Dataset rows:
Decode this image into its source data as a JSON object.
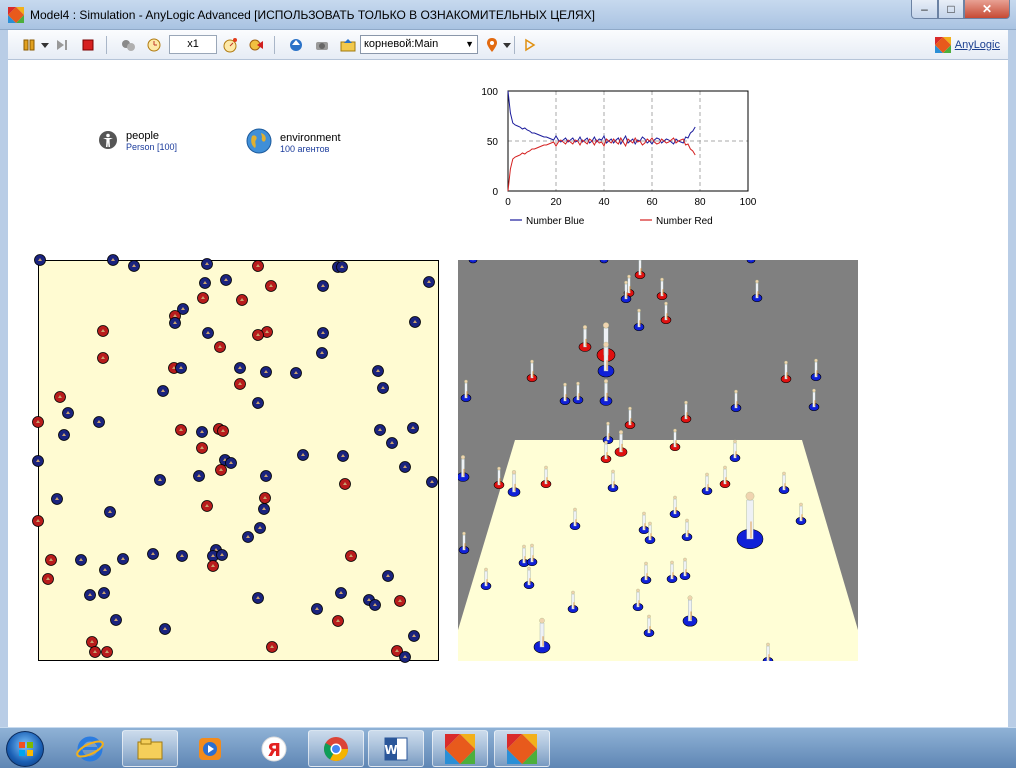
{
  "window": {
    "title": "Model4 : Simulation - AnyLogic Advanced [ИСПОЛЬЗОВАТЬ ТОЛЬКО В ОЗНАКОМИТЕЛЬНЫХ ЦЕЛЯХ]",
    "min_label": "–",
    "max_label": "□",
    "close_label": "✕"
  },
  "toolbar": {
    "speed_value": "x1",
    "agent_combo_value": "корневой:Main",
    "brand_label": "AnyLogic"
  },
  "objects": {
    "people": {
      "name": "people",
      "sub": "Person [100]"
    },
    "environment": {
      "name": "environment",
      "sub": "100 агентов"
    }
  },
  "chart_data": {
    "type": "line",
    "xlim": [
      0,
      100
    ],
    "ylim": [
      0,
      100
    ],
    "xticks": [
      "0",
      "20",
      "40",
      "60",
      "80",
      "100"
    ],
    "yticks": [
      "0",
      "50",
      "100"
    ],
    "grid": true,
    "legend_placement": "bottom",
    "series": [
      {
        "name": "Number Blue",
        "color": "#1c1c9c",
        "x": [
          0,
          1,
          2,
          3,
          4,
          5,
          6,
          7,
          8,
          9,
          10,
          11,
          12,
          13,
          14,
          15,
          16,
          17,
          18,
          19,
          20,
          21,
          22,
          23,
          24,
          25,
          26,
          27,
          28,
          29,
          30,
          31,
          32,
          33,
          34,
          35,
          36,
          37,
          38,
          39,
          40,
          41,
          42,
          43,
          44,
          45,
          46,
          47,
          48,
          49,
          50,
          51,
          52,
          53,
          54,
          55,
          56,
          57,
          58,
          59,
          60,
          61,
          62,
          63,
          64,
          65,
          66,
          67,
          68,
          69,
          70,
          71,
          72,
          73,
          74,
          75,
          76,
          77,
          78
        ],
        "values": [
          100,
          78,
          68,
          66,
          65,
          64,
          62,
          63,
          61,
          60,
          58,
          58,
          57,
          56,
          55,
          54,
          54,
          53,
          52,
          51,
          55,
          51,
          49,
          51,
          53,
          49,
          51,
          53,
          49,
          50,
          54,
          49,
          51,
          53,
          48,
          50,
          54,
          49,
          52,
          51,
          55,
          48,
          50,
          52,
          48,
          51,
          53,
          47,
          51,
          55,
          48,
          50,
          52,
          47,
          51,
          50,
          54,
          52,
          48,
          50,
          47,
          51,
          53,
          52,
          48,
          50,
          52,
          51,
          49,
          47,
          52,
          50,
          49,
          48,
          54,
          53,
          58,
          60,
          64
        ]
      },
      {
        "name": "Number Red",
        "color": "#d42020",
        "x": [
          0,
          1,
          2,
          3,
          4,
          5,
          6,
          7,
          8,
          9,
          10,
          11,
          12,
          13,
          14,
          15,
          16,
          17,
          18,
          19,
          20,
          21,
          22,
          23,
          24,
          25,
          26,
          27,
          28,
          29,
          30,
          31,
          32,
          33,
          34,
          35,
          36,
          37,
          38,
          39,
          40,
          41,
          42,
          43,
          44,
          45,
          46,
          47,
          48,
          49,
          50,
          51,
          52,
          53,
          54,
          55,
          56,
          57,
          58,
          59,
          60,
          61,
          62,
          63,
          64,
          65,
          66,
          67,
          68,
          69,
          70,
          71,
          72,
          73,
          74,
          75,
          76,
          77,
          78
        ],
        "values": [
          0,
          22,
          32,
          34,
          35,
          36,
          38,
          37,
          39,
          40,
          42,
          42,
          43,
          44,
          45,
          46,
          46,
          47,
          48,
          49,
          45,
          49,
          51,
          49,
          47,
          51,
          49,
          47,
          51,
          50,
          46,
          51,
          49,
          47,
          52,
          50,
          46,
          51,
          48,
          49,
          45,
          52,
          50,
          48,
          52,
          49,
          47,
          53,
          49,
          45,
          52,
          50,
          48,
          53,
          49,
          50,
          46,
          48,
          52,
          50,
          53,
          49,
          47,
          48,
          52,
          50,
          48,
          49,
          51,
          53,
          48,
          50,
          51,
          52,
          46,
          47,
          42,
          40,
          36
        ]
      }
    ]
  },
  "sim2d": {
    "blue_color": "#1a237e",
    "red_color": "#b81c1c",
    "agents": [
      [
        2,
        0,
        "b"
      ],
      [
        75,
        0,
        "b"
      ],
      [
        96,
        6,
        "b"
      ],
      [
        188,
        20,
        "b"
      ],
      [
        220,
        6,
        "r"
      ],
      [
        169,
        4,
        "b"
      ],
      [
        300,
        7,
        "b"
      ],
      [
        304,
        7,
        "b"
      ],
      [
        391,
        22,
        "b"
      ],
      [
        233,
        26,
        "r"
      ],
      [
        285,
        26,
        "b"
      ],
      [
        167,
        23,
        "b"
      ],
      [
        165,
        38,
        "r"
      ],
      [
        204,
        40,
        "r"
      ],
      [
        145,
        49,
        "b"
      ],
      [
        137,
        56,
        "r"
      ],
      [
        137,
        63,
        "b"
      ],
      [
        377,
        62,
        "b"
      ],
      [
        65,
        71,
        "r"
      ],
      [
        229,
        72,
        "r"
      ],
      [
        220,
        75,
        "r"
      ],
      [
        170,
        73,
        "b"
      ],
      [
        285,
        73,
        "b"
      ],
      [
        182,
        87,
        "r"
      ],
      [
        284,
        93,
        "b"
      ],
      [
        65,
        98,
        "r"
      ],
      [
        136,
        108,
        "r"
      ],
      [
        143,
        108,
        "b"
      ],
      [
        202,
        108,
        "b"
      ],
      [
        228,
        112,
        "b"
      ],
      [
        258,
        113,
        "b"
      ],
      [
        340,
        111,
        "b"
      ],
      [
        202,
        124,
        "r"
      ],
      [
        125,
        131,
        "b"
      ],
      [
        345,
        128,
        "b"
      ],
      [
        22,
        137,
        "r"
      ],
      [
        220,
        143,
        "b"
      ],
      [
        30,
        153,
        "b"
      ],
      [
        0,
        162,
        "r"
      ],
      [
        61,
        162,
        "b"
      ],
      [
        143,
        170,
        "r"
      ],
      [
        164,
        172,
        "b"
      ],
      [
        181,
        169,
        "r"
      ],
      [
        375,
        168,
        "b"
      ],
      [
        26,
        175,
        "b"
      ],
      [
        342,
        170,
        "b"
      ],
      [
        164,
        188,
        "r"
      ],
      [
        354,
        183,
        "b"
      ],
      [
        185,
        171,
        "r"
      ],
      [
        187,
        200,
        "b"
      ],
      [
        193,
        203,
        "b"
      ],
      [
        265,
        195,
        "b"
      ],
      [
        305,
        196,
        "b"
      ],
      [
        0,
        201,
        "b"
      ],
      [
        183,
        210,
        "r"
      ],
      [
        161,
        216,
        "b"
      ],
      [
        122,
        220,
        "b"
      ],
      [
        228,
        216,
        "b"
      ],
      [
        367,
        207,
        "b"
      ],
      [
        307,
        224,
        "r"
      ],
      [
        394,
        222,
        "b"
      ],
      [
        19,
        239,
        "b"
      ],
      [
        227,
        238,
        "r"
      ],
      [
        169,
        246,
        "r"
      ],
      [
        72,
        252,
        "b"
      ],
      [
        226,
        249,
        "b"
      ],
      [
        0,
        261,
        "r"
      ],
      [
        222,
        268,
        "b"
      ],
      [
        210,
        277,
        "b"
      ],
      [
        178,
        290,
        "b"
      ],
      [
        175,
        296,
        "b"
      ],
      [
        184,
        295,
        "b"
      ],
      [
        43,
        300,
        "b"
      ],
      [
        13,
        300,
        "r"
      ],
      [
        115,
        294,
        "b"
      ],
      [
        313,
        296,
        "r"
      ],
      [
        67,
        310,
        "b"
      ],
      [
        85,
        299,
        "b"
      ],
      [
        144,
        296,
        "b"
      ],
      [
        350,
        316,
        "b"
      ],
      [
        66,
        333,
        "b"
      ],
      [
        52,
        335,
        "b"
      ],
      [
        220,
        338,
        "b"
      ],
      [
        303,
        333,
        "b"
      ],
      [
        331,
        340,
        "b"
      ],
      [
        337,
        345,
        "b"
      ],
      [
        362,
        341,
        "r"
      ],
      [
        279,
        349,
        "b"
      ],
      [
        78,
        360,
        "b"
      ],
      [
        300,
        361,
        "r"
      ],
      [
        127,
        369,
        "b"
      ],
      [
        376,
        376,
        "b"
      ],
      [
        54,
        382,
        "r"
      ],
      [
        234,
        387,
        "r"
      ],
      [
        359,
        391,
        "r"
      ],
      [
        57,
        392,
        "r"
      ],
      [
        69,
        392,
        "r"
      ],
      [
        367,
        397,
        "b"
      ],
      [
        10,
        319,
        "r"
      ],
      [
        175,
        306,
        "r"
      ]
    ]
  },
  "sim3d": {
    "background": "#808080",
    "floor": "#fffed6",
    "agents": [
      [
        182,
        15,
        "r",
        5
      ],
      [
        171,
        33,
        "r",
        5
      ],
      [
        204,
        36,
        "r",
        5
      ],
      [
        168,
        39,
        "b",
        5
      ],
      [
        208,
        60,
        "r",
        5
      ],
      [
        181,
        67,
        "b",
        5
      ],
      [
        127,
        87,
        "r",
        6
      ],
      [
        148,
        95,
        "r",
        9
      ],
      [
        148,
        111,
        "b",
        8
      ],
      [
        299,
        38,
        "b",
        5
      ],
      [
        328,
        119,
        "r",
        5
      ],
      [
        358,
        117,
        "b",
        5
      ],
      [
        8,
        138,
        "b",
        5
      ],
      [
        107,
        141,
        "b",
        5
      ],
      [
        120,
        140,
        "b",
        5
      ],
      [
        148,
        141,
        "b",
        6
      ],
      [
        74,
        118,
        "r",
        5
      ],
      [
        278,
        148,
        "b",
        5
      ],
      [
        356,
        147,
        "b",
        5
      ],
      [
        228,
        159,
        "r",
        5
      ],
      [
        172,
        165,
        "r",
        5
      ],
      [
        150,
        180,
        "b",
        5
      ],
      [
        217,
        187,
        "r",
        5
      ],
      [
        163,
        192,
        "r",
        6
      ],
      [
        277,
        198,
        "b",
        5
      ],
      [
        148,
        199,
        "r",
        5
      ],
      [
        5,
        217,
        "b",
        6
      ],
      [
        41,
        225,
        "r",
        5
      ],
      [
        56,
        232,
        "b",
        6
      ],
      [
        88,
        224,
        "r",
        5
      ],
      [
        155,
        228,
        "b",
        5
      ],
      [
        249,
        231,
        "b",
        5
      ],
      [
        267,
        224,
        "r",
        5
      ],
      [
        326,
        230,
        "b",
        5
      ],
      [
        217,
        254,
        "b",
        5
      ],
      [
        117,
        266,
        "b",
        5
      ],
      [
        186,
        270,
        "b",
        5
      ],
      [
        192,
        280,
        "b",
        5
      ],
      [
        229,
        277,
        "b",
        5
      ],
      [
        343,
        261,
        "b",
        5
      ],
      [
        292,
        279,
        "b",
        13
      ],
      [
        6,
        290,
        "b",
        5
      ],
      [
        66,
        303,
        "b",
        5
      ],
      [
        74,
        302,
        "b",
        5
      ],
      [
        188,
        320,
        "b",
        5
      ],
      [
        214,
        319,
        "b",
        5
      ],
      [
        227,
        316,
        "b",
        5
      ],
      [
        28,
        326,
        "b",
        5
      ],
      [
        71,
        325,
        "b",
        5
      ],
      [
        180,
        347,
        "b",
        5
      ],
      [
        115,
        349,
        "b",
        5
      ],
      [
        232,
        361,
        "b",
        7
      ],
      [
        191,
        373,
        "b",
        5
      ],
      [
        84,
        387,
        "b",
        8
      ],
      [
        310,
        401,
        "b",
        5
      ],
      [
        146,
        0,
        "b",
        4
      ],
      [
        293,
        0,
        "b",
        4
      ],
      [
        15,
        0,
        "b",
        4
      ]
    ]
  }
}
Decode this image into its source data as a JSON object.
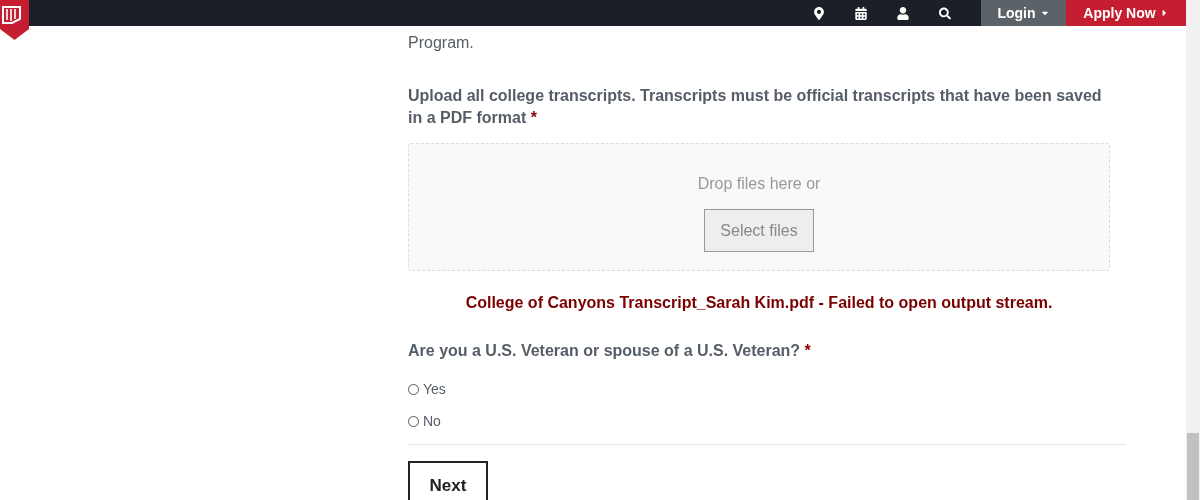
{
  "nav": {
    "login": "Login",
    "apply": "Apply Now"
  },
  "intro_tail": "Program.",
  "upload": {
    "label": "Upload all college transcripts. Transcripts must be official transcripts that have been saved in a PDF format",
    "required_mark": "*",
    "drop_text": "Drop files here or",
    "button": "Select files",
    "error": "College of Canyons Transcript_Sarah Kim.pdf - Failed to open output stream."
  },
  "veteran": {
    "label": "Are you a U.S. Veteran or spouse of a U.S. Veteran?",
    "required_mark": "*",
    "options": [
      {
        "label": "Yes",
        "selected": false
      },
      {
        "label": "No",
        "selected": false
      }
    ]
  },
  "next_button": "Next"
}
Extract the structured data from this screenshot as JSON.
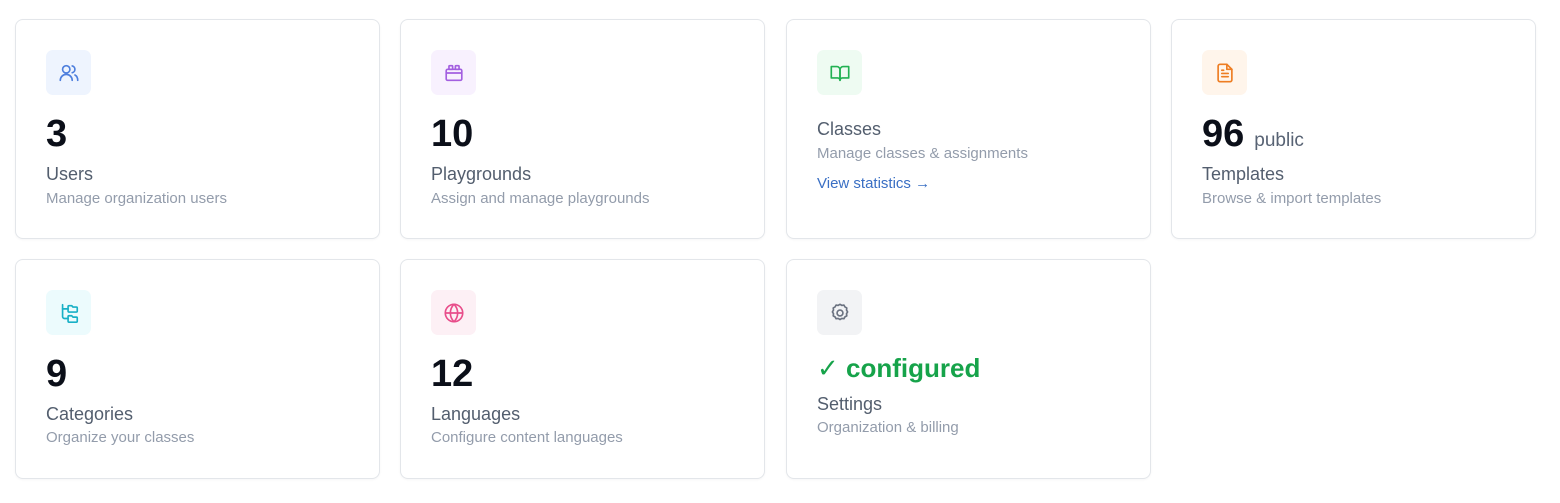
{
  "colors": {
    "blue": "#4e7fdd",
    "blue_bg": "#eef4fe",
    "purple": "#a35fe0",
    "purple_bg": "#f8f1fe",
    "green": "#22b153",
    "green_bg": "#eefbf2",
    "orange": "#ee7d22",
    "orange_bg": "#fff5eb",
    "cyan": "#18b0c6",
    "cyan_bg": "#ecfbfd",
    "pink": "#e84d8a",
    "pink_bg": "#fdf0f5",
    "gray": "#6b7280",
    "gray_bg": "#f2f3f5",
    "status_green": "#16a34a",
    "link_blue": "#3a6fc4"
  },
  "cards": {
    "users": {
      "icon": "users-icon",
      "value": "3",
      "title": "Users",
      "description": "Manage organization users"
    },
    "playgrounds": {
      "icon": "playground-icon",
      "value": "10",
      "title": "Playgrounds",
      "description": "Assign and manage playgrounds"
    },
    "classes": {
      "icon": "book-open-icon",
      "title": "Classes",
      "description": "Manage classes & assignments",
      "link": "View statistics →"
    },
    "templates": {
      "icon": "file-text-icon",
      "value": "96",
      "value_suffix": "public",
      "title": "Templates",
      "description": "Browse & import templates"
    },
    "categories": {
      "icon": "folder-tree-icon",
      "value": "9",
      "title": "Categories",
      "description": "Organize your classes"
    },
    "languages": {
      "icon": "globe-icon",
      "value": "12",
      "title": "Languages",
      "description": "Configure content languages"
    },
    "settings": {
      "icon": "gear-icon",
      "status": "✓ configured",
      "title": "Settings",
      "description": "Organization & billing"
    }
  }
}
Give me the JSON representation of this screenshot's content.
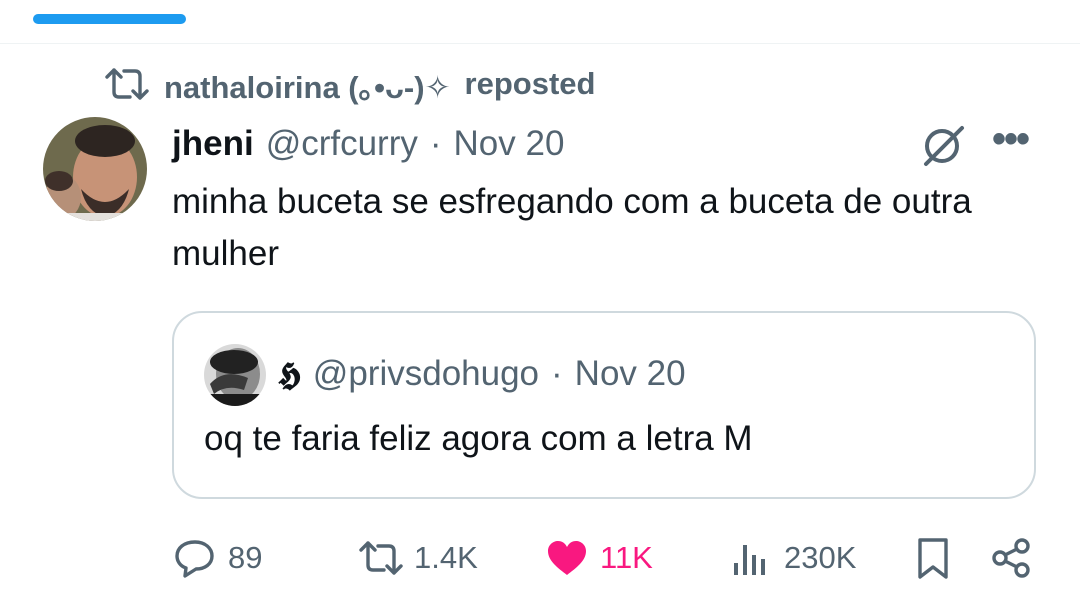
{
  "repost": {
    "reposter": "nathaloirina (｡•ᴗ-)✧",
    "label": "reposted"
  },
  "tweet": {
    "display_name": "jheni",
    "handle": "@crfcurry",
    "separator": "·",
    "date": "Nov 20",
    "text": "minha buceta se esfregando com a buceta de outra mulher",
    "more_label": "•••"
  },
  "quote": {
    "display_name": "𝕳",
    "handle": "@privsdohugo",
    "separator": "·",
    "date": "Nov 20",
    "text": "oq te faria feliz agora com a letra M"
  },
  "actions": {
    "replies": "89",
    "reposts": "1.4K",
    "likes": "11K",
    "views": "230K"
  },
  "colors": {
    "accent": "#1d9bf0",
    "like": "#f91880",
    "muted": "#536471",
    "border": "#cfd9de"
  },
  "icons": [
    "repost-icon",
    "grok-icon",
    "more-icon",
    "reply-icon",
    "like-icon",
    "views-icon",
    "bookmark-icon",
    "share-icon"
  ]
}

#### [GIVEN TASK]
Above are the records. Identify each line that contains the word "content".

#### [EXERCISE SOLUTION]
      "description": "Configure content languages"
Give me the JSON representation of this screenshot's content.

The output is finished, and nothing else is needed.